■ **Given records**
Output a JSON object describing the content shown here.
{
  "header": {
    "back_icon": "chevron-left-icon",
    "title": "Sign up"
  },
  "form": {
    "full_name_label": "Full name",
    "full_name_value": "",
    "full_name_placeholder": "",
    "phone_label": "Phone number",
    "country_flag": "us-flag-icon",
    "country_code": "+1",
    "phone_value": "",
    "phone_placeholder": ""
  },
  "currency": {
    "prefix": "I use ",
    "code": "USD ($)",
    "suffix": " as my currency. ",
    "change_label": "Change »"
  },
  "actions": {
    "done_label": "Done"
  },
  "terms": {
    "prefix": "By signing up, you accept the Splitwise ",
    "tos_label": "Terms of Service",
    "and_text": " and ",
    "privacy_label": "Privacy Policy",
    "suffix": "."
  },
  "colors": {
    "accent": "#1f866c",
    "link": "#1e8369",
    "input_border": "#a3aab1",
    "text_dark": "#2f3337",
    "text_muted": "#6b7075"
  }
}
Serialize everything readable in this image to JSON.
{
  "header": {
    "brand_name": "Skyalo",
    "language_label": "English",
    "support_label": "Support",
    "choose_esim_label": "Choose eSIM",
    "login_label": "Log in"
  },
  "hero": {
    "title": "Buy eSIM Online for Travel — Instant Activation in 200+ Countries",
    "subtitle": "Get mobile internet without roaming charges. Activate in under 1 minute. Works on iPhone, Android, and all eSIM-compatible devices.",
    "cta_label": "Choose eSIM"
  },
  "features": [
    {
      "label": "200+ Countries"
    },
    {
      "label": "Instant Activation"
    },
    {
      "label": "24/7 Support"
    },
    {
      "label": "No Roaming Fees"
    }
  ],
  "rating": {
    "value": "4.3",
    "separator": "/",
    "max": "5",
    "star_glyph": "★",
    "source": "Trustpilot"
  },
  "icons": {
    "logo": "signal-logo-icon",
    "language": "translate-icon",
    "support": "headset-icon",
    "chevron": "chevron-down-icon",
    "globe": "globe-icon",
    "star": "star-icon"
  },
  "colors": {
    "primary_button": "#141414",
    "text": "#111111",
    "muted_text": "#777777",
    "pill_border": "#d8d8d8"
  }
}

■ **Problem description**
Say how many lines contain "JSON", and give nothing but that number.

■ **Solution below**
2